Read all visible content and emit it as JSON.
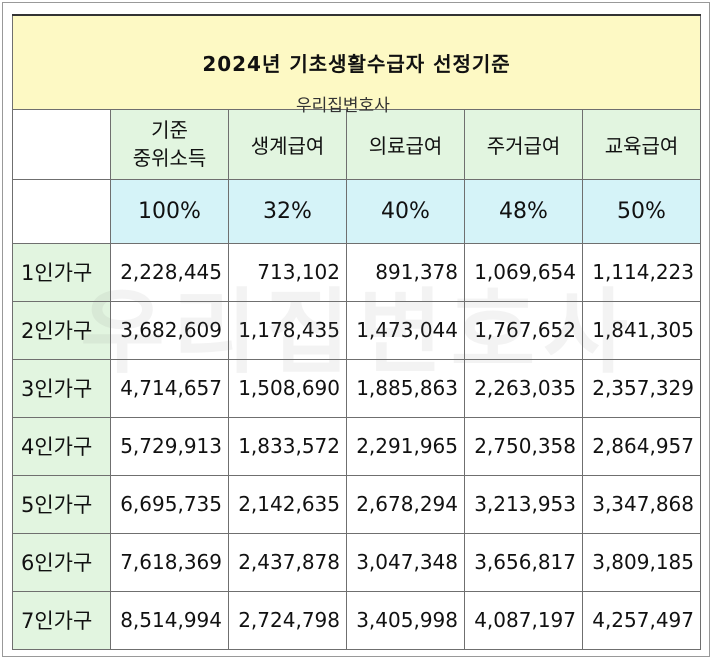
{
  "title": "2024년 기초생활수급자 선정기준",
  "watermark": "우리집변호사",
  "columns": [
    {
      "label_line1": "기준",
      "label_line2": "중위소득",
      "percent": "100%"
    },
    {
      "label": "생계급여",
      "percent": "32%"
    },
    {
      "label": "의료급여",
      "percent": "40%"
    },
    {
      "label": "주거급여",
      "percent": "48%"
    },
    {
      "label": "교육급여",
      "percent": "50%"
    }
  ],
  "rows": [
    {
      "label": "1인가구",
      "values": [
        "2,228,445",
        "713,102",
        "891,378",
        "1,069,654",
        "1,114,223"
      ]
    },
    {
      "label": "2인가구",
      "values": [
        "3,682,609",
        "1,178,435",
        "1,473,044",
        "1,767,652",
        "1,841,305"
      ]
    },
    {
      "label": "3인가구",
      "values": [
        "4,714,657",
        "1,508,690",
        "1,885,863",
        "2,263,035",
        "2,357,329"
      ]
    },
    {
      "label": "4인가구",
      "values": [
        "5,729,913",
        "1,833,572",
        "2,291,965",
        "2,750,358",
        "2,864,957"
      ]
    },
    {
      "label": "5인가구",
      "values": [
        "6,695,735",
        "2,142,635",
        "2,678,294",
        "3,213,953",
        "3,347,868"
      ]
    },
    {
      "label": "6인가구",
      "values": [
        "7,618,369",
        "2,437,878",
        "3,047,348",
        "3,656,817",
        "3,809,185"
      ]
    },
    {
      "label": "7인가구",
      "values": [
        "8,514,994",
        "2,724,798",
        "3,405,998",
        "4,087,197",
        "4,257,497"
      ]
    }
  ]
}
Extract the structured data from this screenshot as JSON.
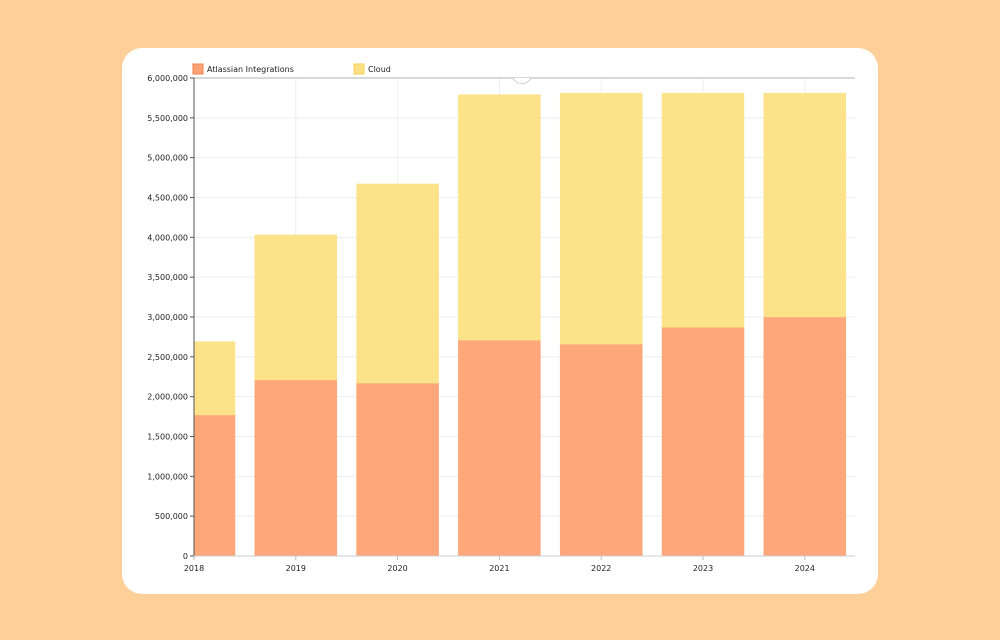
{
  "chart_data": {
    "type": "bar",
    "stacked": true,
    "title": "",
    "xlabel": "",
    "ylabel": "",
    "categories": [
      "2018",
      "2019",
      "2020",
      "2021",
      "2022",
      "2023",
      "2024"
    ],
    "series": [
      {
        "name": "Atlassian Integrations",
        "color": "#fda274",
        "values": [
          1770000,
          2210000,
          2170000,
          2710000,
          2660000,
          2870000,
          3000000
        ]
      },
      {
        "name": "Cloud",
        "color": "#fce184",
        "values": [
          920000,
          1820000,
          2500000,
          3080000,
          3150000,
          2940000,
          2810000
        ]
      }
    ],
    "ylim": [
      0,
      6000000
    ],
    "yticks": [
      "0",
      "500,000",
      "1,000,000",
      "1,500,000",
      "2,000,000",
      "2,500,000",
      "3,000,000",
      "3,500,000",
      "4,000,000",
      "4,500,000",
      "5,000,000",
      "5,500,000",
      "6,000,000"
    ],
    "grid": true,
    "legend_position": "top-left"
  }
}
══════
# [Job]
Print the entries above exactly, taking out only the pictures.

# [Written reply]
Read all visible content and emit it as JSON.
{
  "title": "2024년 기초생활수급자 선정기준",
  "watermark": "우리집변호사",
  "columns": [
    {
      "label_line1": "기준",
      "label_line2": "중위소득",
      "percent": "100%"
    },
    {
      "label": "생계급여",
      "percent": "32%"
    },
    {
      "label": "의료급여",
      "percent": "40%"
    },
    {
      "label": "주거급여",
      "percent": "48%"
    },
    {
      "label": "교육급여",
      "percent": "50%"
    }
  ],
  "rows": [
    {
      "label": "1인가구",
      "values": [
        "2,228,445",
        "713,102",
        "891,378",
        "1,069,654",
        "1,114,223"
      ]
    },
    {
      "label": "2인가구",
      "values": [
        "3,682,609",
        "1,178,435",
        "1,473,044",
        "1,767,652",
        "1,841,305"
      ]
    },
    {
      "label": "3인가구",
      "values": [
        "4,714,657",
        "1,508,690",
        "1,885,863",
        "2,263,035",
        "2,357,329"
      ]
    },
    {
      "label": "4인가구",
      "values": [
        "5,729,913",
        "1,833,572",
        "2,291,965",
        "2,750,358",
        "2,864,957"
      ]
    },
    {
      "label": "5인가구",
      "values": [
        "6,695,735",
        "2,142,635",
        "2,678,294",
        "3,213,953",
        "3,347,868"
      ]
    },
    {
      "label": "6인가구",
      "values": [
        "7,618,369",
        "2,437,878",
        "3,047,348",
        "3,656,817",
        "3,809,185"
      ]
    },
    {
      "label": "7인가구",
      "values": [
        "8,514,994",
        "2,724,798",
        "3,405,998",
        "4,087,197",
        "4,257,497"
      ]
    }
  ]
}
Extract the structured data from this screenshot as JSON.
{
  "chart_data": {
    "type": "bar",
    "stacked": true,
    "title": "",
    "xlabel": "",
    "ylabel": "",
    "categories": [
      "2018",
      "2019",
      "2020",
      "2021",
      "2022",
      "2023",
      "2024"
    ],
    "series": [
      {
        "name": "Atlassian Integrations",
        "color": "#fda274",
        "values": [
          1770000,
          2210000,
          2170000,
          2710000,
          2660000,
          2870000,
          3000000
        ]
      },
      {
        "name": "Cloud",
        "color": "#fce184",
        "values": [
          920000,
          1820000,
          2500000,
          3080000,
          3150000,
          2940000,
          2810000
        ]
      }
    ],
    "ylim": [
      0,
      6000000
    ],
    "yticks": [
      "0",
      "500,000",
      "1,000,000",
      "1,500,000",
      "2,000,000",
      "2,500,000",
      "3,000,000",
      "3,500,000",
      "4,000,000",
      "4,500,000",
      "5,000,000",
      "5,500,000",
      "6,000,000"
    ],
    "grid": true,
    "legend_position": "top-left"
  }
}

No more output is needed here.